* [Task objective]: Please output the data below line for line, without changing anything.

================================

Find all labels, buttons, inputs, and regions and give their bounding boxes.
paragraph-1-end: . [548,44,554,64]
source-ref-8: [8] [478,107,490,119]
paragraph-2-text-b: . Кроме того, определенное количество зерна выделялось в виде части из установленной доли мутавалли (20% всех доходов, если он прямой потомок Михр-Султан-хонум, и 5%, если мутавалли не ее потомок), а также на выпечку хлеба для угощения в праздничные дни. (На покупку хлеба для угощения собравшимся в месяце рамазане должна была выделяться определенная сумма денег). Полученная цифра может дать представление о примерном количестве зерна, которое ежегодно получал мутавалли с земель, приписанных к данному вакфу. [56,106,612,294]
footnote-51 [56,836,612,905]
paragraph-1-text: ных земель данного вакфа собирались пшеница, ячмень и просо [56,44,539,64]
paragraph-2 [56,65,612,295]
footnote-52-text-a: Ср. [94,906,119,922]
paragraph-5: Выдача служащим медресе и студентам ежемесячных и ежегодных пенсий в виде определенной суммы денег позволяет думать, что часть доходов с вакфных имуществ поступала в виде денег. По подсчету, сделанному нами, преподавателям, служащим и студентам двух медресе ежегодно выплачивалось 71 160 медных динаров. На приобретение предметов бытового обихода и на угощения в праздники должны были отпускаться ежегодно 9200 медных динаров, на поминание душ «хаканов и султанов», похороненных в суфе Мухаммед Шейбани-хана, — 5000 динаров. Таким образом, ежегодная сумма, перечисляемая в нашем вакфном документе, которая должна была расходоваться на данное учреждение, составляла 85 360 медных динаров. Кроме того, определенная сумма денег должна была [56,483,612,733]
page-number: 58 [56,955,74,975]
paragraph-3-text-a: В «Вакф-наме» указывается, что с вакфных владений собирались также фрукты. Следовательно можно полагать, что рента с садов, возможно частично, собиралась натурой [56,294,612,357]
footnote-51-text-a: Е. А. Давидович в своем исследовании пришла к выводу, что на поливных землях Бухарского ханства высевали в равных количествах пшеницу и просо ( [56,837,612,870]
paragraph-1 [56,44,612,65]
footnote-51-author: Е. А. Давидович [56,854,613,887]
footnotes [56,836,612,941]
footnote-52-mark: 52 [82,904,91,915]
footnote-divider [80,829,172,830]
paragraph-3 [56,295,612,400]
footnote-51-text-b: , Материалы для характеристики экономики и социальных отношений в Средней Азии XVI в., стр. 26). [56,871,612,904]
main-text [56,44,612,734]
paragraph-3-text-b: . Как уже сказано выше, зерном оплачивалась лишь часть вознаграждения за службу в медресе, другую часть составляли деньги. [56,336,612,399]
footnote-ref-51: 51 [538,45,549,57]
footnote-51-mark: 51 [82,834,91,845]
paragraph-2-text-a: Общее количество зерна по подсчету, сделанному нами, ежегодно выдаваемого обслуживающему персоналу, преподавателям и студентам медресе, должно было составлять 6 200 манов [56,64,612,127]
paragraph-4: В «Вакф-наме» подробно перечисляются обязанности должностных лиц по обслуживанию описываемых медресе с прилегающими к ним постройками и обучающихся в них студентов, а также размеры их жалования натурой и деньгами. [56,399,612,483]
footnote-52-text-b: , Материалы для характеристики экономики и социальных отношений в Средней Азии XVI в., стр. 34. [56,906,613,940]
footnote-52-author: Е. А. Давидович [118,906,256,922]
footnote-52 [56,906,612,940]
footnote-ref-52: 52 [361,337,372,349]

================================

* [Response to the exercise]:
Find all labels, buttons, inputs, and regions and give their bounding boxes.
paragraph-1-end: . [548,44,554,64]
source-ref-8: [8] [478,107,490,119]
paragraph-2-text-b: . Кроме того, определенное количество зерна выделялось в виде части из установленной доли мутавалли (20% всех доходов, если он прямой потомок Михр-Султан-хонум, и 5%, если мутавалли не ее потомок), а также на выпечку хлеба для угощения в праздничные дни. (На покупку хлеба для угощения собравшимся в месяце рамазане должна была выделяться определенная сумма денег). Полученная цифра может дать представление о примерном количестве зерна, которое ежегодно получал мутавалли с земель, приписанных к данному вакфу. [56,106,612,294]
footnote-51 [56,836,612,905]
paragraph-1-text: ных земель данного вакфа собирались пшеница, ячмень и просо [56,44,539,64]
paragraph-2 [56,65,612,295]
footnote-52-text-a: Ср. [94,906,119,922]
paragraph-5: Выдача служащим медресе и студентам ежемесячных и ежегодных пенсий в виде определенной суммы денег позволяет думать, что часть доходов с вакфных имуществ поступала в виде денег. По подсчету, сделанному нами, преподавателям, служащим и студентам двух медресе ежегодно выплачивалось 71 160 медных динаров. На приобретение предметов бытового обихода и на угощения в праздники должны были отпускаться ежегодно 9200 медных динаров, на поминание душ «хаканов и султанов», похороненных в суфе Мухаммед Шейбани-хана, — 5000 динаров. Таким образом, ежегодная сумма, перечисляемая в нашем вакфном документе, которая должна была расходоваться на данное учреждение, составляла 85 360 медных динаров. Кроме того, определенная сумма денег должна была [56,483,612,733]
page-number: 58 [56,955,74,975]
paragraph-3-text-a: В «Вакф-наме» указывается, что с вакфных владений собирались также фрукты. Следовательно можно полагать, что рента с садов, возможно частично, собиралась натурой [56,294,612,357]
footnote-51-text-a: Е. А. Давидович в своем исследовании пришла к выводу, что на поливных землях Бухарского ханства высевали в равных количествах пшеницу и просо ( [56,837,612,870]
paragraph-1 [56,44,612,65]
footnote-51-author: Е. А. Давидович [56,854,613,887]
footnotes [56,836,612,941]
footnote-52-mark: 52 [82,904,91,915]
footnote-divider [80,829,172,830]
paragraph-3 [56,295,612,400]
footnote-51-text-b: , Материалы для характеристики экономики и социальных отношений в Средней Азии XVI в., стр. 26). [56,871,612,904]
main-text [56,44,612,734]
paragraph-3-text-b: . Как уже сказано выше, зерном оплачивалась лишь часть вознаграждения за службу в медресе, другую часть составляли деньги. [56,336,612,399]
footnote-ref-51: 51 [538,45,549,57]
footnote-51-mark: 51 [82,834,91,845]
paragraph-2-text-a: Общее количество зерна по подсчету, сделанному нами, ежегодно выдаваемого обслуживающему персоналу, преподавателям и студентам медресе, должно было составлять 6 200 манов [56,64,612,127]
paragraph-4: В «Вакф-наме» подробно перечисляются обязанности должностных лиц по обслуживанию описываемых медресе с прилегающими к ним постройками и обучающихся в них студентов, а также размеры их жалования натурой и деньгами. [56,399,612,483]
footnote-52-text-b: , Материалы для характеристики экономики и социальных отношений в Средней Азии XVI в., стр. 34. [56,906,613,940]
footnote-52-author: Е. А. Давидович [118,906,256,922]
footnote-52 [56,906,612,940]
footnote-ref-52: 52 [361,337,372,349]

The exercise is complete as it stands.